Collect every line of the records below that contains the word "Cuenta".
··· Available records ···
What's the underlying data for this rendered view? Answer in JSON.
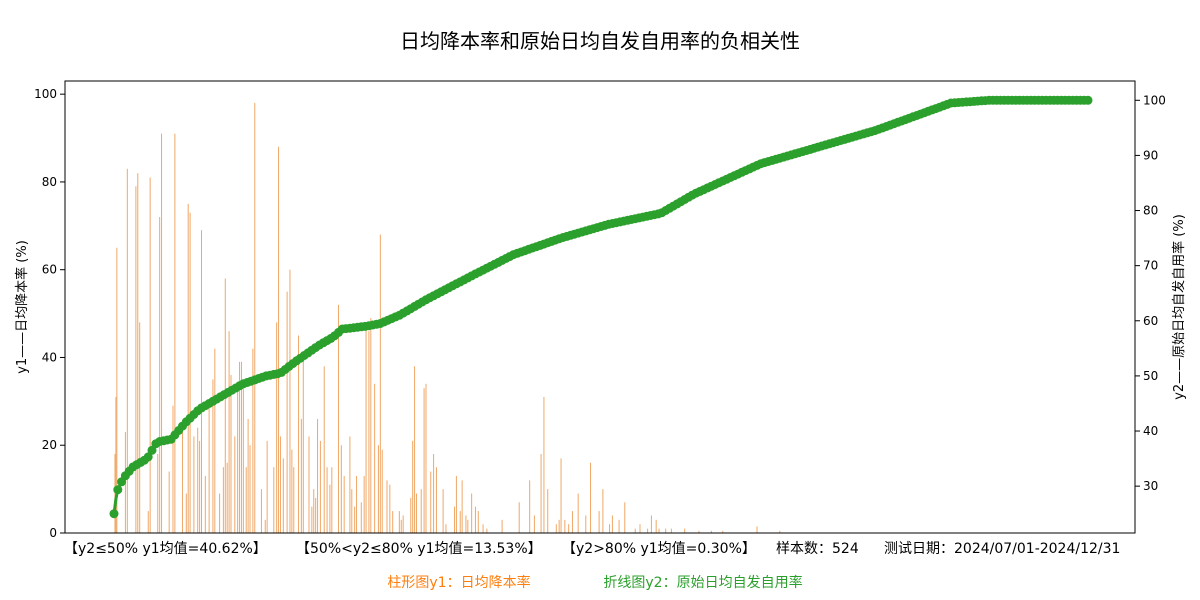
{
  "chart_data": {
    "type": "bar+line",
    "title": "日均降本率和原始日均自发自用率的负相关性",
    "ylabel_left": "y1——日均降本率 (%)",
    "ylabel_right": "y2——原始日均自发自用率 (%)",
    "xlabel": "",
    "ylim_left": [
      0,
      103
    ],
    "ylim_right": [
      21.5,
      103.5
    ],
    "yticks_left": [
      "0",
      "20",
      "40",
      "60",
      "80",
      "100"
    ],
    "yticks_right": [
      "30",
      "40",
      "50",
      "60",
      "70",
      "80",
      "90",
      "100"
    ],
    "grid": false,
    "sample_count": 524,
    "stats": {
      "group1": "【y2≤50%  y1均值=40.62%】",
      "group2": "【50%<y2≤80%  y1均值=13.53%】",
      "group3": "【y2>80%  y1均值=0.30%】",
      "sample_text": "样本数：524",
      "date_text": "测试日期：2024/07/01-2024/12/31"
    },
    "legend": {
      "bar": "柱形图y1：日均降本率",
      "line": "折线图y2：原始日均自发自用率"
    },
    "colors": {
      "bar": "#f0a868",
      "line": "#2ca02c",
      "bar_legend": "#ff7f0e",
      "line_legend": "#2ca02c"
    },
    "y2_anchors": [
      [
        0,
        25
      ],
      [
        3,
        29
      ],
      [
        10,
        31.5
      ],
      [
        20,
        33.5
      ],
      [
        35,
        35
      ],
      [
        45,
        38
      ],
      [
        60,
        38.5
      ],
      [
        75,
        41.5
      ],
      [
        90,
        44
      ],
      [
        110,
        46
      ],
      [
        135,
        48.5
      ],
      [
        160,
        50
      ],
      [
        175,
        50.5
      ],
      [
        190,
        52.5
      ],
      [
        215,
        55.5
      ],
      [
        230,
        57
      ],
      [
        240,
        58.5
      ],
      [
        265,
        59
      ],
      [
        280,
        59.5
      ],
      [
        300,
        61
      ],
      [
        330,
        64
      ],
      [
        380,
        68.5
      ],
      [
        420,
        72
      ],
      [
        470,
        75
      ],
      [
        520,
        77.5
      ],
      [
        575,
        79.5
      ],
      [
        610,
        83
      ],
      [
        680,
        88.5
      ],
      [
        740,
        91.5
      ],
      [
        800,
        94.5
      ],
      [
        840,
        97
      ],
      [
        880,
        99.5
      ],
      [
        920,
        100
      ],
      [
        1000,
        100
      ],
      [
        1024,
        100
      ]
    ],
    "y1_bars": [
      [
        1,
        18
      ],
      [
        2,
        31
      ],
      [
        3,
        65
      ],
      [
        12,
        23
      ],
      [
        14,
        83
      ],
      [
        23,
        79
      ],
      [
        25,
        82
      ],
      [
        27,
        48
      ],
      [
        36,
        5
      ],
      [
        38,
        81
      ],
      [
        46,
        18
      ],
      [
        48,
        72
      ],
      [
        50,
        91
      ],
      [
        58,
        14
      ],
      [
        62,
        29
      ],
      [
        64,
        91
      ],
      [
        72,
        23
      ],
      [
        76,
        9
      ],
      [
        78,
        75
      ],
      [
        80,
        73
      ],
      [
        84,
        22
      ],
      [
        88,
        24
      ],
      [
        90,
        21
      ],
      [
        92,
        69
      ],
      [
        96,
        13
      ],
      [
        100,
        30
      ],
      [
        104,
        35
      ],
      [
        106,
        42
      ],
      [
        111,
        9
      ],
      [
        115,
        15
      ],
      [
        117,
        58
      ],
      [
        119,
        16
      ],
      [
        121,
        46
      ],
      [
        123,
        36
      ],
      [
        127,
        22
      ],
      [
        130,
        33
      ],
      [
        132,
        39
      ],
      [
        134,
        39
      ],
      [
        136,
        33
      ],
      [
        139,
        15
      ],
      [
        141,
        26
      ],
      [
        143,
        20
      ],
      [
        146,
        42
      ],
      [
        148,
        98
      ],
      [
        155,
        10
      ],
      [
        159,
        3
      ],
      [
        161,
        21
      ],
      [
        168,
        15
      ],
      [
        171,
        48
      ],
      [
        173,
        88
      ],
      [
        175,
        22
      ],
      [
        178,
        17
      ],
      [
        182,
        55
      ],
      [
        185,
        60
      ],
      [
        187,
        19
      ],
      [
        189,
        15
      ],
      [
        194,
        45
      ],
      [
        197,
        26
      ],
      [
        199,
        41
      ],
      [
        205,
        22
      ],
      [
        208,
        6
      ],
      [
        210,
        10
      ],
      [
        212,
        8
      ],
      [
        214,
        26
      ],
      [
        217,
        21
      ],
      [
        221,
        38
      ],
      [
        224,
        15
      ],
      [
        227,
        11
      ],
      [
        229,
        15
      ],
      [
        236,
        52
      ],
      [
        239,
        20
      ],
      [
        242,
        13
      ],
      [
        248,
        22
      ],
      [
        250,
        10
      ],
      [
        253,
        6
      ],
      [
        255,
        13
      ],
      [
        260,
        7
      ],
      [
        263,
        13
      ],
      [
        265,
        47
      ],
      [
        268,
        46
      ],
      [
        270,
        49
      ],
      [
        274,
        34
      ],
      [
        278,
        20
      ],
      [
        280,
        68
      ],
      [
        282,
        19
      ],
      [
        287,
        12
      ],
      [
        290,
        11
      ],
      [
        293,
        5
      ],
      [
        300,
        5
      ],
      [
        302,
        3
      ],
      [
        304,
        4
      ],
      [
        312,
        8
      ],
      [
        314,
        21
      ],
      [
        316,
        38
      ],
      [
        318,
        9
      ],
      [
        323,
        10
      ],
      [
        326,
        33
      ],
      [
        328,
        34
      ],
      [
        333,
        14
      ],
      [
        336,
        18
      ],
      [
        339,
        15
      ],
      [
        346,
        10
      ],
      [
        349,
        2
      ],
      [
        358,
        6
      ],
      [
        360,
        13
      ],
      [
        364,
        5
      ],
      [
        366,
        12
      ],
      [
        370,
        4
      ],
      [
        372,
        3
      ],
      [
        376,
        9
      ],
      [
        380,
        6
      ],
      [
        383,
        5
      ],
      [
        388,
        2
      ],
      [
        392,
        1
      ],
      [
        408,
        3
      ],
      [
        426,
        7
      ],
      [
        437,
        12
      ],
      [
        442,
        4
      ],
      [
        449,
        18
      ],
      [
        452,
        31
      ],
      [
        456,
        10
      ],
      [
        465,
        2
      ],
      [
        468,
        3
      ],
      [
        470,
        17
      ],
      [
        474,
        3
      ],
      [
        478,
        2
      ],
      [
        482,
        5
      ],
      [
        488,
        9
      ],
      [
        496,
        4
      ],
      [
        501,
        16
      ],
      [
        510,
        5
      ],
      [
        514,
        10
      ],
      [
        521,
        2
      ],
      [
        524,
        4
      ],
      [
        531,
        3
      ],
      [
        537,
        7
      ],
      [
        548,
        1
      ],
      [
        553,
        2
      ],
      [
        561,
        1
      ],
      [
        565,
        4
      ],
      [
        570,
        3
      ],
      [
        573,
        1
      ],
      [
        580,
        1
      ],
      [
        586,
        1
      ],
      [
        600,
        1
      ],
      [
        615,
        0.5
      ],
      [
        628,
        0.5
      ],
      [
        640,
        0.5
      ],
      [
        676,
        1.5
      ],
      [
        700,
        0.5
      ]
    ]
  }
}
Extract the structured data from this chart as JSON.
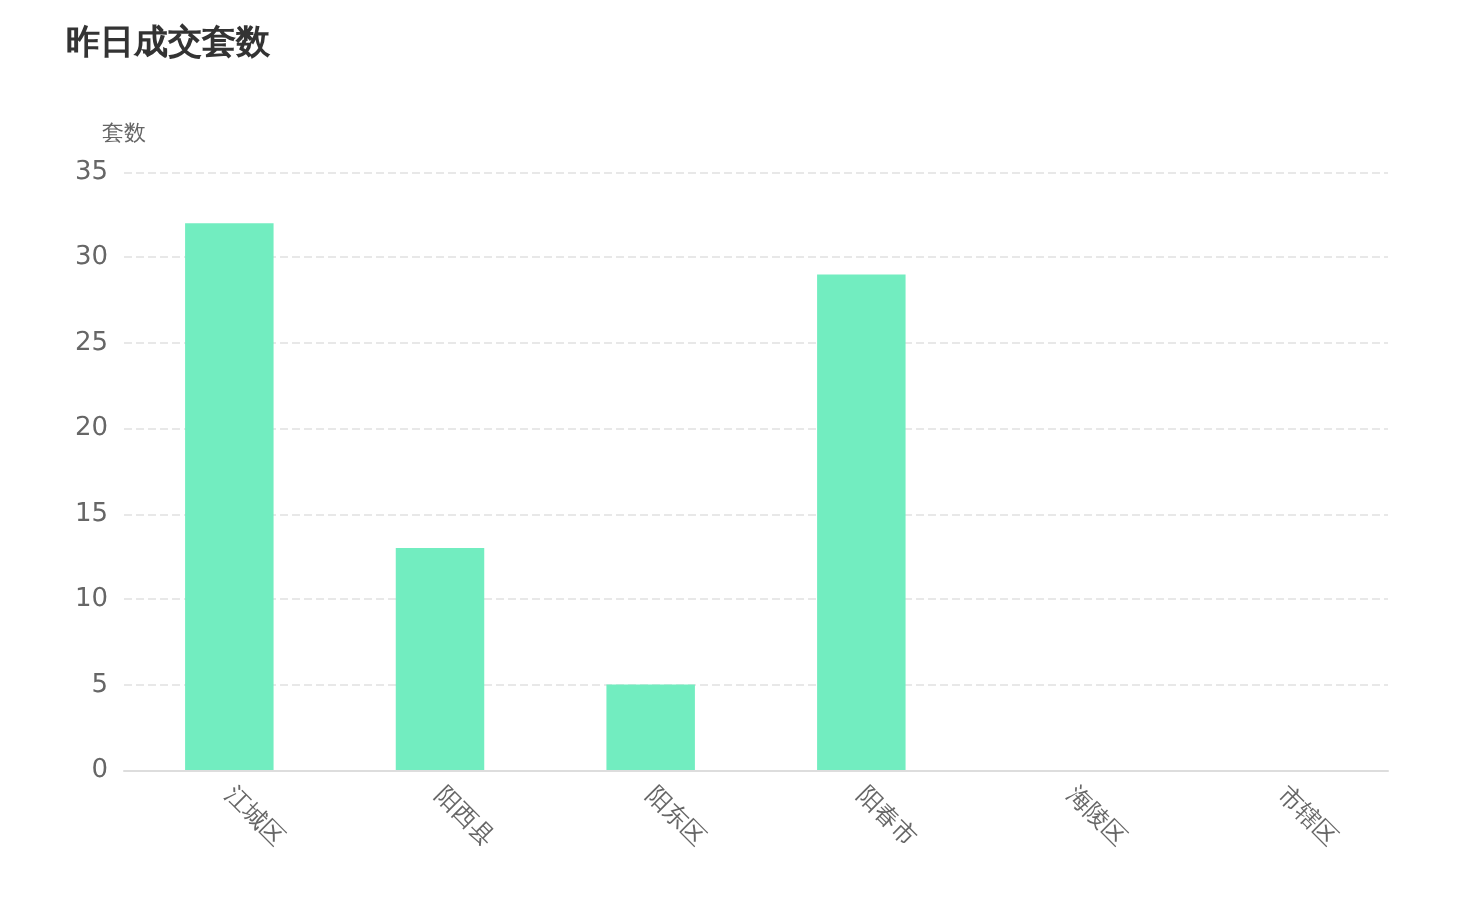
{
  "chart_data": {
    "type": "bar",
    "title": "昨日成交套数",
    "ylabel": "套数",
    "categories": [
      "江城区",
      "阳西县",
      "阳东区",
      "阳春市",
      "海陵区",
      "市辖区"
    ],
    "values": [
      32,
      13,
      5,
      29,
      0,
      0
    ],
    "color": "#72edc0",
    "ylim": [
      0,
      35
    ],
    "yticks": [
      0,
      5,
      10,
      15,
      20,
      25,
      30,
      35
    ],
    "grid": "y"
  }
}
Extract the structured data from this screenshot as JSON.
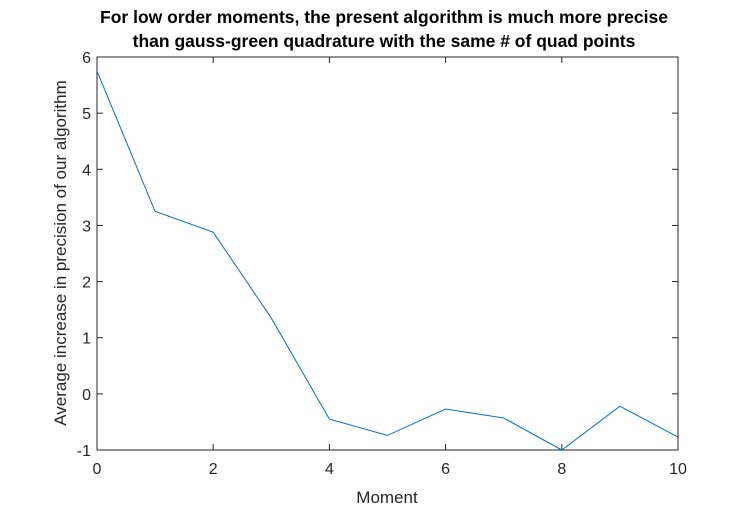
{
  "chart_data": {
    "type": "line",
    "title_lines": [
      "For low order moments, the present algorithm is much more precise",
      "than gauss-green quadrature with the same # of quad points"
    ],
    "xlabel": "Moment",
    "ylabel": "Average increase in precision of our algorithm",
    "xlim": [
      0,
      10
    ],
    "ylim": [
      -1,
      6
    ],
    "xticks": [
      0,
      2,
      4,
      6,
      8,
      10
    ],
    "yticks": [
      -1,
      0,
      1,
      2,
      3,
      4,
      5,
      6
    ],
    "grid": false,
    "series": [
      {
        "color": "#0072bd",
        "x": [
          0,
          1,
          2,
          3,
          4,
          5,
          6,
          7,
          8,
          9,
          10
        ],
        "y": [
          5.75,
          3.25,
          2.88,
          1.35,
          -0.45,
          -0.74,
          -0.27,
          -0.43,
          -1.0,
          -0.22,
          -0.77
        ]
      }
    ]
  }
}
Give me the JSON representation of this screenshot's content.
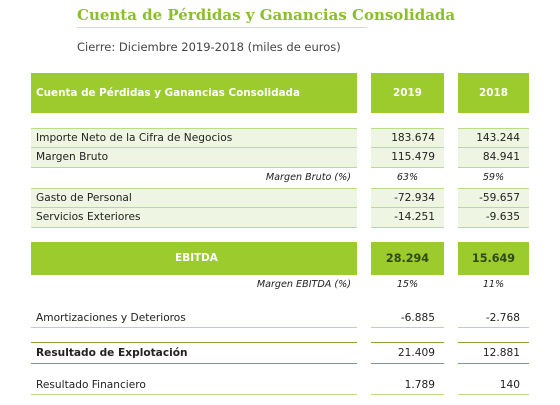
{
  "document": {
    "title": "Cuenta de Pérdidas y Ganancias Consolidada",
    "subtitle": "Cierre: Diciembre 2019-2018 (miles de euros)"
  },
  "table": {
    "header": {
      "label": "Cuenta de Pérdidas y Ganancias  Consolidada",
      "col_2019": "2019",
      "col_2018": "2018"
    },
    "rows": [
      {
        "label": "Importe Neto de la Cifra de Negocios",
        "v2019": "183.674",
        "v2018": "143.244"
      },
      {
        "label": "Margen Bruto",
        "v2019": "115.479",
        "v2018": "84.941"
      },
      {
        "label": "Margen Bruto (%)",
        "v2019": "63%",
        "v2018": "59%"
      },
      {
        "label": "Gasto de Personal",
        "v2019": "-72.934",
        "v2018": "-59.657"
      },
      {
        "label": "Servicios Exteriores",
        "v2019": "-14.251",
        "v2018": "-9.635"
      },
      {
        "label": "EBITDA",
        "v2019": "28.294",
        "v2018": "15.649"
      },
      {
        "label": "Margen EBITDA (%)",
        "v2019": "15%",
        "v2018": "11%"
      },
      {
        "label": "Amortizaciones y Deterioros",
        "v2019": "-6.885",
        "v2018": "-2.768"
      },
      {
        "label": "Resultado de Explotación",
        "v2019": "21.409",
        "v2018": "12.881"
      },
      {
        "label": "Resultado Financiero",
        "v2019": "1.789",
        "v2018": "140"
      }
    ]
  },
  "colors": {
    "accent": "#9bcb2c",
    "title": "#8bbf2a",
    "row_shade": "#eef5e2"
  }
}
···
Response for this exercise —
    "title": "Cuenta de Pérdidas y Ganancias Consolidada",
      "label": "Cuenta de Pérdidas y Ganancias  Consolidada",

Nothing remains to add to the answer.